§ **Task requirements**: Repeat the whole listing below, word for word.

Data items
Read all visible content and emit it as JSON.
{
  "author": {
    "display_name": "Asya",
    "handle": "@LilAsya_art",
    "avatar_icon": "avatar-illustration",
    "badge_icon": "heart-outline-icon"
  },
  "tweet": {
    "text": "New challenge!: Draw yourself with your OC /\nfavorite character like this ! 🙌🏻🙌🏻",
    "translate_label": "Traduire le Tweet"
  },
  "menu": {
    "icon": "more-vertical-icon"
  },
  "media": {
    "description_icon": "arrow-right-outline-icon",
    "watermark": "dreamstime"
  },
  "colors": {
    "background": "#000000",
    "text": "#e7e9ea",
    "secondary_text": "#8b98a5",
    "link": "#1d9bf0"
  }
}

§ **Exercise answer**:
Read all visible content and emit it as JSON.
{
  "author": {
    "display_name": "Asya",
    "handle": "@LilAsya_art",
    "avatar_icon": "avatar-illustration",
    "badge_icon": "heart-outline-icon"
  },
  "tweet": {
    "text": "New challenge!: Draw yourself with your OC /\nfavorite character like this ! 🙌🏻🙌🏻",
    "translate_label": "Traduire le Tweet"
  },
  "menu": {
    "icon": "more-vertical-icon"
  },
  "media": {
    "description_icon": "arrow-right-outline-icon",
    "watermark": "dreamstime"
  },
  "colors": {
    "background": "#000000",
    "text": "#e7e9ea",
    "secondary_text": "#8b98a5",
    "link": "#1d9bf0"
  }
}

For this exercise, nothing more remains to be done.